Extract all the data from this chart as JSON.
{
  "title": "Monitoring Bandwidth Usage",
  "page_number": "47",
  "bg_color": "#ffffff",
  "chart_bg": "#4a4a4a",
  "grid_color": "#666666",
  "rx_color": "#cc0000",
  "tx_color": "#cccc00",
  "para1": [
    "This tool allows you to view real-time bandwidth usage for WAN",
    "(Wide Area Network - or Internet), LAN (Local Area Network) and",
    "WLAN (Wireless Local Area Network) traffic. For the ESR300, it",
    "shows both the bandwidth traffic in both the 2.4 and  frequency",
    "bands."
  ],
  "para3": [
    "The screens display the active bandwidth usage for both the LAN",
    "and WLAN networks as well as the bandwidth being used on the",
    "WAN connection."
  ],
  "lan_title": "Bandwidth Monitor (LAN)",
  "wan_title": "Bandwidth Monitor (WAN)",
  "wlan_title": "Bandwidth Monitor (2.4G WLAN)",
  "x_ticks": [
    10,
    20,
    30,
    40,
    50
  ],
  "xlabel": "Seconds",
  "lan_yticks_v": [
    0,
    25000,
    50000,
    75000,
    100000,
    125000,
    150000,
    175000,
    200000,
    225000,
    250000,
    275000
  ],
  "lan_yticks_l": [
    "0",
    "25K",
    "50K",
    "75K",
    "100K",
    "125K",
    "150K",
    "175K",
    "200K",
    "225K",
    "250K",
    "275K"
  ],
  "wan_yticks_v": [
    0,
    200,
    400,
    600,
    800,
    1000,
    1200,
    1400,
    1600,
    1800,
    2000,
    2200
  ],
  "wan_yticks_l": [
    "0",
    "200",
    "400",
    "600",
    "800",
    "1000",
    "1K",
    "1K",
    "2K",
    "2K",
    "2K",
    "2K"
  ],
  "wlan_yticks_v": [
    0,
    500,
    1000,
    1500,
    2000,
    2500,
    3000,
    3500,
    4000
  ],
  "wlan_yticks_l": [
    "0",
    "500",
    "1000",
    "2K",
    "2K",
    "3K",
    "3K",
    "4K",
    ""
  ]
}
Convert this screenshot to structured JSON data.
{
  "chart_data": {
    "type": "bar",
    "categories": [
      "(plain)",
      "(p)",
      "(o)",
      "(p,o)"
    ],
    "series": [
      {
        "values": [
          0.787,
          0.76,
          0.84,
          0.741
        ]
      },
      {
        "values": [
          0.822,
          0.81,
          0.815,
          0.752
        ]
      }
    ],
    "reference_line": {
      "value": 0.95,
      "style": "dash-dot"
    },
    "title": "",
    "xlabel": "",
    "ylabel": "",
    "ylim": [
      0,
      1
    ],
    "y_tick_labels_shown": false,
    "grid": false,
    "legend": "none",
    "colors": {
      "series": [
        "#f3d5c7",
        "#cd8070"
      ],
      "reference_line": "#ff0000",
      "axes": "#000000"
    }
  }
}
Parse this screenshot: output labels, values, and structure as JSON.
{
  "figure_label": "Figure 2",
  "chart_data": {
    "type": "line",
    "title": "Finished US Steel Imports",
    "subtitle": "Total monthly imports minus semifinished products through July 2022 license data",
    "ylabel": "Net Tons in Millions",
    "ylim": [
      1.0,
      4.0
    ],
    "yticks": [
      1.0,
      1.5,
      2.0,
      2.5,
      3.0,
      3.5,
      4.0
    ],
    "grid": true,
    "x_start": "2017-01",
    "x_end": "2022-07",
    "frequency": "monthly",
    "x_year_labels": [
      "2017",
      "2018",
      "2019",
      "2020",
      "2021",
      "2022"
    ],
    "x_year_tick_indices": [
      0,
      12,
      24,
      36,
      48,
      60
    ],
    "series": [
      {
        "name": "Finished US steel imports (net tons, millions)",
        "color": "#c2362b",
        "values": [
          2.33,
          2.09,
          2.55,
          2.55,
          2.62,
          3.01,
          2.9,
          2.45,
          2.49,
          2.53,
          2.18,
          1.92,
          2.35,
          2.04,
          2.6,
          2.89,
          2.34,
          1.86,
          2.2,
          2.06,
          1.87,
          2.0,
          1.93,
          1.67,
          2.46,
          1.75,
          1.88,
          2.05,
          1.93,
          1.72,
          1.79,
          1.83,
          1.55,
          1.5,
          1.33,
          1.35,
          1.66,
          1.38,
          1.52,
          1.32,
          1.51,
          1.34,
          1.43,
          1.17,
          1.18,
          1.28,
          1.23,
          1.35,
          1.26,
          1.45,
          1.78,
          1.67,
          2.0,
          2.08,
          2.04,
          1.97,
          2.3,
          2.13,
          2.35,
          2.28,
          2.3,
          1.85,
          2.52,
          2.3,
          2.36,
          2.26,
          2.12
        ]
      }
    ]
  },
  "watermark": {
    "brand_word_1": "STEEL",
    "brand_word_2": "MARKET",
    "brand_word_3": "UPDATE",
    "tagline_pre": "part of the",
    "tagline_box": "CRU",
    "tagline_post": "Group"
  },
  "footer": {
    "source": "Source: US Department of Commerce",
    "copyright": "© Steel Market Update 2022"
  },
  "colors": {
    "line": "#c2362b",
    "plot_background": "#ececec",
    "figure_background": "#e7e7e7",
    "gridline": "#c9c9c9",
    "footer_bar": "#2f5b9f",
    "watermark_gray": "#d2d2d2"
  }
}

__YOUR INSTRUCTIONS__:
Each entry above is to be printed again exactly.

__SOLUTION TO THE PROBLEM__:
Extract all the data from this chart as JSON.
{
  "title": "Monitoring Bandwidth Usage",
  "page_number": "47",
  "bg_color": "#ffffff",
  "chart_bg": "#4a4a4a",
  "grid_color": "#666666",
  "rx_color": "#cc0000",
  "tx_color": "#cccc00",
  "para1": [
    "This tool allows you to view real-time bandwidth usage for WAN",
    "(Wide Area Network - or Internet), LAN (Local Area Network) and",
    "WLAN (Wireless Local Area Network) traffic. For the ESR300, it",
    "shows both the bandwidth traffic in both the 2.4 and  frequency",
    "bands."
  ],
  "para3": [
    "The screens display the active bandwidth usage for both the LAN",
    "and WLAN networks as well as the bandwidth being used on the",
    "WAN connection."
  ],
  "lan_title": "Bandwidth Monitor (LAN)",
  "wan_title": "Bandwidth Monitor (WAN)",
  "wlan_title": "Bandwidth Monitor (2.4G WLAN)",
  "x_ticks": [
    10,
    20,
    30,
    40,
    50
  ],
  "xlabel": "Seconds",
  "lan_yticks_v": [
    0,
    25000,
    50000,
    75000,
    100000,
    125000,
    150000,
    175000,
    200000,
    225000,
    250000,
    275000
  ],
  "lan_yticks_l": [
    "0",
    "25K",
    "50K",
    "75K",
    "100K",
    "125K",
    "150K",
    "175K",
    "200K",
    "225K",
    "250K",
    "275K"
  ],
  "wan_yticks_v": [
    0,
    200,
    400,
    600,
    800,
    1000,
    1200,
    1400,
    1600,
    1800,
    2000,
    2200
  ],
  "wan_yticks_l": [
    "0",
    "200",
    "400",
    "600",
    "800",
    "1000",
    "1K",
    "1K",
    "2K",
    "2K",
    "2K",
    "2K"
  ],
  "wlan_yticks_v": [
    0,
    500,
    1000,
    1500,
    2000,
    2500,
    3000,
    3500,
    4000
  ],
  "wlan_yticks_l": [
    "0",
    "500",
    "1000",
    "2K",
    "2K",
    "3K",
    "3K",
    "4K",
    ""
  ]
}
Convert this screenshot to structured JSON data.
{
  "chart_data": {
    "type": "bar",
    "categories": [
      "(plain)",
      "(p)",
      "(o)",
      "(p,o)"
    ],
    "series": [
      {
        "values": [
          0.787,
          0.76,
          0.84,
          0.741
        ]
      },
      {
        "values": [
          0.822,
          0.81,
          0.815,
          0.752
        ]
      }
    ],
    "reference_line": {
      "value": 0.95,
      "style": "dash-dot"
    },
    "title": "",
    "xlabel": "",
    "ylabel": "",
    "ylim": [
      0,
      1
    ],
    "y_tick_labels_shown": false,
    "grid": false,
    "legend": "none",
    "colors": {
      "series": [
        "#f3d5c7",
        "#cd8070"
      ],
      "reference_line": "#ff0000",
      "axes": "#000000"
    }
  }
}
Parse this screenshot: output labels, values, and structure as JSON.
{
  "figure_label": "Figure 2",
  "chart_data": {
    "type": "line",
    "title": "Finished US Steel Imports",
    "subtitle": "Total monthly imports minus semifinished products through July 2022 license data",
    "ylabel": "Net Tons in Millions",
    "ylim": [
      1.0,
      4.0
    ],
    "yticks": [
      1.0,
      1.5,
      2.0,
      2.5,
      3.0,
      3.5,
      4.0
    ],
    "grid": true,
    "x_start": "2017-01",
    "x_end": "2022-07",
    "frequency": "monthly",
    "x_year_labels": [
      "2017",
      "2018",
      "2019",
      "2020",
      "2021",
      "2022"
    ],
    "x_year_tick_indices": [
      0,
      12,
      24,
      36,
      48,
      60
    ],
    "series": [
      {
        "name": "Finished US steel imports (net tons, millions)",
        "color": "#c2362b",
        "values": [
          2.33,
          2.09,
          2.55,
          2.55,
          2.62,
          3.01,
          2.9,
          2.45,
          2.49,
          2.53,
          2.18,
          1.92,
          2.35,
          2.04,
          2.6,
          2.89,
          2.34,
          1.86,
          2.2,
          2.06,
          1.87,
          2.0,
          1.93,
          1.67,
          2.46,
          1.75,
          1.88,
          2.05,
          1.93,
          1.72,
          1.79,
          1.83,
          1.55,
          1.5,
          1.33,
          1.35,
          1.66,
          1.38,
          1.52,
          1.32,
          1.51,
          1.34,
          1.43,
          1.17,
          1.18,
          1.28,
          1.23,
          1.35,
          1.26,
          1.45,
          1.78,
          1.67,
          2.0,
          2.08,
          2.04,
          1.97,
          2.3,
          2.13,
          2.35,
          2.28,
          2.3,
          1.85,
          2.52,
          2.3,
          2.36,
          2.26,
          2.12
        ]
      }
    ]
  },
  "watermark": {
    "brand_word_1": "STEEL",
    "brand_word_2": "MARKET",
    "brand_word_3": "UPDATE",
    "tagline_pre": "part of the",
    "tagline_box": "CRU",
    "tagline_post": "Group"
  },
  "footer": {
    "source": "Source: US Department of Commerce",
    "copyright": "© Steel Market Update 2022"
  },
  "colors": {
    "line": "#c2362b",
    "plot_background": "#ececec",
    "figure_background": "#e7e7e7",
    "gridline": "#c9c9c9",
    "footer_bar": "#2f5b9f",
    "watermark_gray": "#d2d2d2"
  }
}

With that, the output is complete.